(Dataset records)
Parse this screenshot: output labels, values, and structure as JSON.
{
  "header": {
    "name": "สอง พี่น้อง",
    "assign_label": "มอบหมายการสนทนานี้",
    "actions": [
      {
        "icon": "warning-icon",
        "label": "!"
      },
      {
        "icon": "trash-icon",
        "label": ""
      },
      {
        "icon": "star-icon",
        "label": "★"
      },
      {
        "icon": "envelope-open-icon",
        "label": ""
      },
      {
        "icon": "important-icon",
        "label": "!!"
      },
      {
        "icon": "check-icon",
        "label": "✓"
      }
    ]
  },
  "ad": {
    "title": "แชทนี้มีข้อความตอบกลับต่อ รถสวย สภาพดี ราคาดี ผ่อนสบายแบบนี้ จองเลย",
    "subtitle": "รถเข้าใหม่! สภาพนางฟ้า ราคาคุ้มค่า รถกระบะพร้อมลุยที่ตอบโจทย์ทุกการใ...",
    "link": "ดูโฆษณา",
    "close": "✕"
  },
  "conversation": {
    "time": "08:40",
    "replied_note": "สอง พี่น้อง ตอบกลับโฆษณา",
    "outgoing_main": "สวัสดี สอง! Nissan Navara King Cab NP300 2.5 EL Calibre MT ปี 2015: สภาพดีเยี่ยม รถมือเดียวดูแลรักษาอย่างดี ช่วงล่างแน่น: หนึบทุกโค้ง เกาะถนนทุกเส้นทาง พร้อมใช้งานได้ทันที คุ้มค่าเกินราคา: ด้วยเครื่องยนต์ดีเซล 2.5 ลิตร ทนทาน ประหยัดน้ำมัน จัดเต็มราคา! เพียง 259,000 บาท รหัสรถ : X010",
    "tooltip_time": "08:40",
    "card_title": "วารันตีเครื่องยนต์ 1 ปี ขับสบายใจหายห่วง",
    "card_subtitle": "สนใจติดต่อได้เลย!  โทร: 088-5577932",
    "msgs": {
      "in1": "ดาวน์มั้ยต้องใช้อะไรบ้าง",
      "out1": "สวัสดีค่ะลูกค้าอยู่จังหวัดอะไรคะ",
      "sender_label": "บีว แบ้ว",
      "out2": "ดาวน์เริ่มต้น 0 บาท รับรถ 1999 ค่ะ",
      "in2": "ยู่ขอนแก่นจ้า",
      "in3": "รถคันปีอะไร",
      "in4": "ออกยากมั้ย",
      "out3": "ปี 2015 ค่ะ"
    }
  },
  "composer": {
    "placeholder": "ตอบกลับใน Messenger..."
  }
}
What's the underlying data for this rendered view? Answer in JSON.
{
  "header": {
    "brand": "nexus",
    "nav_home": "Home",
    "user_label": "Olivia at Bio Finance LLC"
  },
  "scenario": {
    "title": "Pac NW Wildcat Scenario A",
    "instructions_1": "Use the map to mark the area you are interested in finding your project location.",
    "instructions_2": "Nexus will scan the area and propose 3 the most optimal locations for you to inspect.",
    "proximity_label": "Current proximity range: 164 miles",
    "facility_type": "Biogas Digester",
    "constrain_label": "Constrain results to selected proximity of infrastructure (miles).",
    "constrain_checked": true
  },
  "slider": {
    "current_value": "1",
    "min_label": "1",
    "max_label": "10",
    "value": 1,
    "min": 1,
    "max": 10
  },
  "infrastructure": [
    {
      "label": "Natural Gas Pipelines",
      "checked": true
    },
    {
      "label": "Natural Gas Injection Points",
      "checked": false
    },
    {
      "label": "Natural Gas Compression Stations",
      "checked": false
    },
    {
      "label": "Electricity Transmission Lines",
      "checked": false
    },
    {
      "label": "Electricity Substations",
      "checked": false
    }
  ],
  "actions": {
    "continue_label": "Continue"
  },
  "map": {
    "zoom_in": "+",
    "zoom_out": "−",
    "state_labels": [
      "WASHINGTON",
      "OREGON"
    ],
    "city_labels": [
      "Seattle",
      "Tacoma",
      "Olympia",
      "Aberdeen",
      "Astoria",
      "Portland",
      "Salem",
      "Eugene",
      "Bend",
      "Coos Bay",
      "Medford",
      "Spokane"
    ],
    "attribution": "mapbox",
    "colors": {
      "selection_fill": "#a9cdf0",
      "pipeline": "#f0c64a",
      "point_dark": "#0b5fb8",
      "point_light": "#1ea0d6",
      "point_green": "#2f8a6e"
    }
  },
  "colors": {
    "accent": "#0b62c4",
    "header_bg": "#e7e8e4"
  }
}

Task statement
For each line in the data above that contains the string "proximity", extract the line.

Response to this task
    "proximity_label": "Current proximity range: 164 miles",
    "constrain_label": "Constrain results to selected proximity of infrastructure (miles).",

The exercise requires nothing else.